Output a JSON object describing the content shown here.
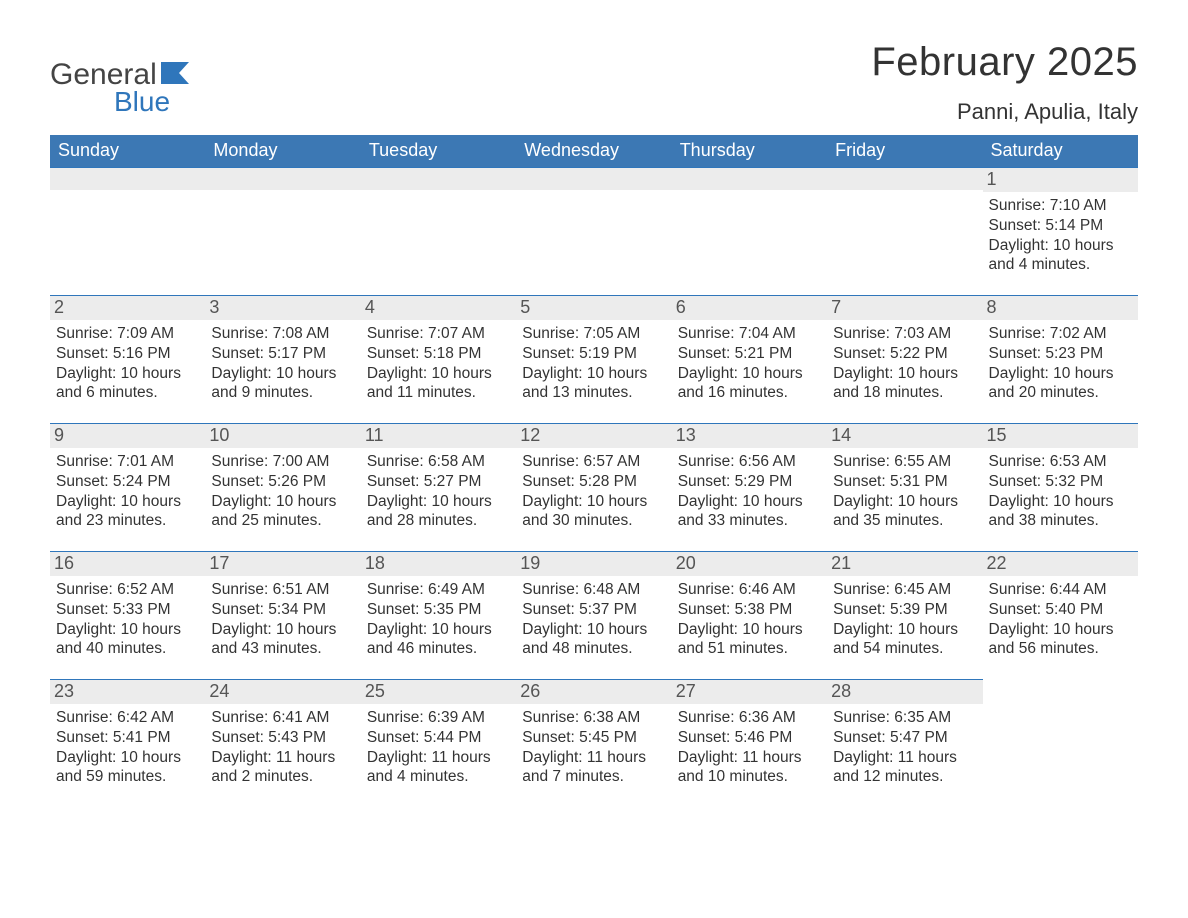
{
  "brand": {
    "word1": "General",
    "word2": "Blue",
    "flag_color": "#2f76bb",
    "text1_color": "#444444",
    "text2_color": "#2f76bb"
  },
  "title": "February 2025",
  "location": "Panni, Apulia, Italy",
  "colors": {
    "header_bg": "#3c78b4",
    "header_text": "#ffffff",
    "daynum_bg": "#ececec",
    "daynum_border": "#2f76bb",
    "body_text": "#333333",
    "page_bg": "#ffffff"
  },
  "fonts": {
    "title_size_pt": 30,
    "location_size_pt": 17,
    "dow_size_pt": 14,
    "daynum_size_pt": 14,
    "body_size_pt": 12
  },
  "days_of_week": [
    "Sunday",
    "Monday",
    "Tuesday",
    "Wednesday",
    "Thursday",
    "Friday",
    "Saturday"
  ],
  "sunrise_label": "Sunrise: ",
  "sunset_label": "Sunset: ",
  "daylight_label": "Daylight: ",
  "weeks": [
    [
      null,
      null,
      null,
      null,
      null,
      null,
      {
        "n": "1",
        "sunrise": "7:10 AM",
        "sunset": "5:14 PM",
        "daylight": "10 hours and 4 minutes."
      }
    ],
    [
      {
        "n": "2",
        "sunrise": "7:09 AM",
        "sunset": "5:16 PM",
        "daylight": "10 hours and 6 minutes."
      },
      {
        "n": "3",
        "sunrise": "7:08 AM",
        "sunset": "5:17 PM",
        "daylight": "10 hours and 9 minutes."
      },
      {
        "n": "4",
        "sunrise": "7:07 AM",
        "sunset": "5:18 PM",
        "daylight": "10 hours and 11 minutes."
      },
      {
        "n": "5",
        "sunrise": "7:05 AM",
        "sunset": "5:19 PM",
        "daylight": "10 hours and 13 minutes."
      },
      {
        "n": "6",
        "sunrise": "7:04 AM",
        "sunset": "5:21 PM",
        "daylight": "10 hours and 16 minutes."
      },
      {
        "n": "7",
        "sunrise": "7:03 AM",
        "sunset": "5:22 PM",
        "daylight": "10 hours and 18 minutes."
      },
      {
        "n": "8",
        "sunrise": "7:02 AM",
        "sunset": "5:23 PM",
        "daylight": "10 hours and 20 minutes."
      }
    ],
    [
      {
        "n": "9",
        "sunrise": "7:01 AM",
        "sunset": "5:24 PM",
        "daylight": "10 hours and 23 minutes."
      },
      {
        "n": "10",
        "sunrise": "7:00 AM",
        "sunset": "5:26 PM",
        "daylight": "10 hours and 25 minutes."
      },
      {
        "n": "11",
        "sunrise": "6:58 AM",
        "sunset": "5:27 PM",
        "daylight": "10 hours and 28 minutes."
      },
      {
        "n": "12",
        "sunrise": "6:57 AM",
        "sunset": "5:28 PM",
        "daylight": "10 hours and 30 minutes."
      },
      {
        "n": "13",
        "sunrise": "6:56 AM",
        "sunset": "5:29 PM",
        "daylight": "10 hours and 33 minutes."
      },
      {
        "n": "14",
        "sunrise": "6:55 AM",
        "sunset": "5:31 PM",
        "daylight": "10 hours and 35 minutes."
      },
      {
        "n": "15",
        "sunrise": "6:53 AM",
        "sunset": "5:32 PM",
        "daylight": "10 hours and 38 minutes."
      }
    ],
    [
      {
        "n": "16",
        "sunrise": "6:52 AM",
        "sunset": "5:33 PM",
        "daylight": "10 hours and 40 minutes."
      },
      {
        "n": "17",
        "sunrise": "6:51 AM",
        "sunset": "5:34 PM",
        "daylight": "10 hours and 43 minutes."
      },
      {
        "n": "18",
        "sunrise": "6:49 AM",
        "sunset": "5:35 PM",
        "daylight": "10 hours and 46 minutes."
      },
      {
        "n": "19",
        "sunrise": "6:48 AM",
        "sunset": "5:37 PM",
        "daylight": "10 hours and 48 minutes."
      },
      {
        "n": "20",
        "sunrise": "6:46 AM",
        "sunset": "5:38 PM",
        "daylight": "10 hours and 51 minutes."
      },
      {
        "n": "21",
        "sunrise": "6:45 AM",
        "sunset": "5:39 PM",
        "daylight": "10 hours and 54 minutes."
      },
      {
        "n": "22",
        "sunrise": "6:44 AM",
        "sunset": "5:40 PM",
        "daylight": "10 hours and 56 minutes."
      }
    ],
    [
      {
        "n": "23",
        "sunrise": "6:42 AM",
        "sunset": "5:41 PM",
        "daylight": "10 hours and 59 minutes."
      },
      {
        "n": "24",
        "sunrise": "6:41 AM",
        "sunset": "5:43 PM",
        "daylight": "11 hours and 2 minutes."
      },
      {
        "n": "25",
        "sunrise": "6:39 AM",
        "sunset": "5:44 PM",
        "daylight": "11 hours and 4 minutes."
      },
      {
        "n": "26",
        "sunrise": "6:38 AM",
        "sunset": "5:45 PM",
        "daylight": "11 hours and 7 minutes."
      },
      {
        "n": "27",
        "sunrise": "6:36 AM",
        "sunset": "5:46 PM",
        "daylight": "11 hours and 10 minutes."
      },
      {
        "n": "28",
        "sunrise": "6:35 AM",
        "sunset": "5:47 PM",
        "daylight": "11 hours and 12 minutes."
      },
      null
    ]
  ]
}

——————————

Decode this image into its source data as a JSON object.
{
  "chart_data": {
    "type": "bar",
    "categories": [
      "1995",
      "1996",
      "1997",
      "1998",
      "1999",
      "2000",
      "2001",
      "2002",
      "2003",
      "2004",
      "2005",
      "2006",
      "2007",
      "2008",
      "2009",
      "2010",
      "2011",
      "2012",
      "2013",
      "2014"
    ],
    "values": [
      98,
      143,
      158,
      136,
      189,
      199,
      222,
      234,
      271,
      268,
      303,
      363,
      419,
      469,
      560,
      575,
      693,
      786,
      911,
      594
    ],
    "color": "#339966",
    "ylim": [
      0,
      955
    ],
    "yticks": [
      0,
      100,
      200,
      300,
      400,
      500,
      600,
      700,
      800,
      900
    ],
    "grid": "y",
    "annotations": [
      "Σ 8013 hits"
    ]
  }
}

——————————

→ EXERCISE DETAILS
Tally up how many lines in the preceding listing contain the word "object". Give nothing but the number.

→ RESULT FOR THIS TASK
2